ARBEITSANWEISUNG: Wie viel Geld wurde laut dem Auszug über das Bremer Space Center in das Projekt investiert?

Weltraum-Illusion für 18 Euro pro Nase

Seit zehn Jahren wird in Bremen am Entertainment-Projekt „Space Center“ gearbeitet. 500 Millionen Euro wurden investiert. Gestern öffneten sich erstmals die Türen fürs Publikum

„Wissenschaftler haben einen außerirdischen Code geknackt“

Aus Bremen Klaus Wolschner

„Geil“, sagt Necla, ein türkisches Mädchen aus der 5. Klasse in Gröpelingen – dem Bremer Stadtteil, in dem gestern das Space Center eröffnet wurde. Dutzende von SchülerInnen waren zur „soften Eröffnung“ des Raumfahrt-Parks als Ehrengäste eingeladen, weil sie sich an einem Schüler-Wettbewerb beteiligt hatten. Stundenlang konnten sie sich zum Nulltarif vergnügen.

Die Schulkinder tummelten sich bei dem, was die Veranstalter „Galaxie Express“ nennen, „dem weltweit ersten und einzigen Indoor-Roller Coaster für virtuelle Lichtgeschwindigkeit“. Die Schüler reden einfach von „Achterbahn“, fünf, sechs, sieben Mal fahren sie die Tour. Auch wenn es hier keine „Loopings“ gibt wie auf der echten Achterbahn, wie ein Mädchen erklärt. Ein anderes Mädchen beschwerte sich über das Gewicht des schweren Helmes, den man während der Fahrt herunterziehen muss, um sich daran festzuhalten und auf den darin integrierten Bildschirm zu schauen. Das Video während der Fahrt soll die „Lichtgeschwindigkeit“ zu dem ansonsten eher gemächlichen Achterbahn-Vergnügen hinzufügen: Per Bild-Illusion rast man wirklich durch den Weltraum und wenn es, während man von den schnellen Bildern ganz gefangen ist, unten in der Schräglage der Kurve wackelt, dann soll das echte Weltraum-Gefühl aufkommen. „Jede Kurve wird zur planetarischen Ausweichroute“, verspricht der Katalog. Aber von solchen Sätzen aus der Pressemappe werden die SchülerInnen verschont.

DATENAUSZUG:
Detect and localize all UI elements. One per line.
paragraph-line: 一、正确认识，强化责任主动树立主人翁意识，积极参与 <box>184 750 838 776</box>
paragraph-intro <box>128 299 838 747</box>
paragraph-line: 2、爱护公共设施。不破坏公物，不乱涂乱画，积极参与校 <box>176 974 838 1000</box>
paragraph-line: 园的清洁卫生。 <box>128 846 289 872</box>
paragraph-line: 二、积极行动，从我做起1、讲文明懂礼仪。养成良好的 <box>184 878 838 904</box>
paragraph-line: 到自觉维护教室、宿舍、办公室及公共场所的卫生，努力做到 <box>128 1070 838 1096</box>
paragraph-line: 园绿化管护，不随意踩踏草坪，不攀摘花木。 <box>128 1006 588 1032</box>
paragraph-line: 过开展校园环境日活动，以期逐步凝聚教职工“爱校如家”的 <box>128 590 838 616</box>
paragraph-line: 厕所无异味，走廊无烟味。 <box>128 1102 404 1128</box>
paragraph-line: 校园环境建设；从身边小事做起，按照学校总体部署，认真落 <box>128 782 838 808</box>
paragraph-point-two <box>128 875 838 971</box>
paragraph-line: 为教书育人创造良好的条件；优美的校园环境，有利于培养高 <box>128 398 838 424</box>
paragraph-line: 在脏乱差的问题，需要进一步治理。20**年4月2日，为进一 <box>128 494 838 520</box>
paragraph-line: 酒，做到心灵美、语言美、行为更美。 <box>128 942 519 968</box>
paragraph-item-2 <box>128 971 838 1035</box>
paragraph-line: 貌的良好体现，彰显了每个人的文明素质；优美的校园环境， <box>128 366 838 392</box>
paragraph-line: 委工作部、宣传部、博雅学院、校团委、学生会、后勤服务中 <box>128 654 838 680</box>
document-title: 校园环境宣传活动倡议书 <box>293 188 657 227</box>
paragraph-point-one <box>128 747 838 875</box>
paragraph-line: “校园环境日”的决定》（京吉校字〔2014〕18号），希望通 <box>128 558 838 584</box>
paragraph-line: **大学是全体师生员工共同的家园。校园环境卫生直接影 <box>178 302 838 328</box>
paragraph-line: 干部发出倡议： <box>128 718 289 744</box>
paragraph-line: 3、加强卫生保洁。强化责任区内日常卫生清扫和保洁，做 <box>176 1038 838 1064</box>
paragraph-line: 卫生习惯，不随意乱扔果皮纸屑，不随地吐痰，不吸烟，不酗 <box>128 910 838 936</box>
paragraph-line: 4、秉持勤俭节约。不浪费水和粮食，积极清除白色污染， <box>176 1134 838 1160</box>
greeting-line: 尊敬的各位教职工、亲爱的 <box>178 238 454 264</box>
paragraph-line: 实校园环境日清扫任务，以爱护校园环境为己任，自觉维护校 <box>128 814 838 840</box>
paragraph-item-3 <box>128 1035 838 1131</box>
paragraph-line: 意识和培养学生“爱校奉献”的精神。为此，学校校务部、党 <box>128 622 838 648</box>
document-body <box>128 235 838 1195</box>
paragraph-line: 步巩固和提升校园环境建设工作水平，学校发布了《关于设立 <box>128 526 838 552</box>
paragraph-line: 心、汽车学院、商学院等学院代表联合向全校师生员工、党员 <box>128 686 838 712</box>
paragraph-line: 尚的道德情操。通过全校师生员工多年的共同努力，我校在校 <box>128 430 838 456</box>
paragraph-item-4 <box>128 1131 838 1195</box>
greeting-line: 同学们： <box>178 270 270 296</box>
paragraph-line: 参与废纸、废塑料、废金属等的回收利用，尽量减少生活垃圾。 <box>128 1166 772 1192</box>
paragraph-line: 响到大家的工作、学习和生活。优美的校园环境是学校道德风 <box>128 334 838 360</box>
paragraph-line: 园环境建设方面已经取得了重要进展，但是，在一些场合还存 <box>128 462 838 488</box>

ANTWORT ZUR AUFGABE: 500 Millionen Euro.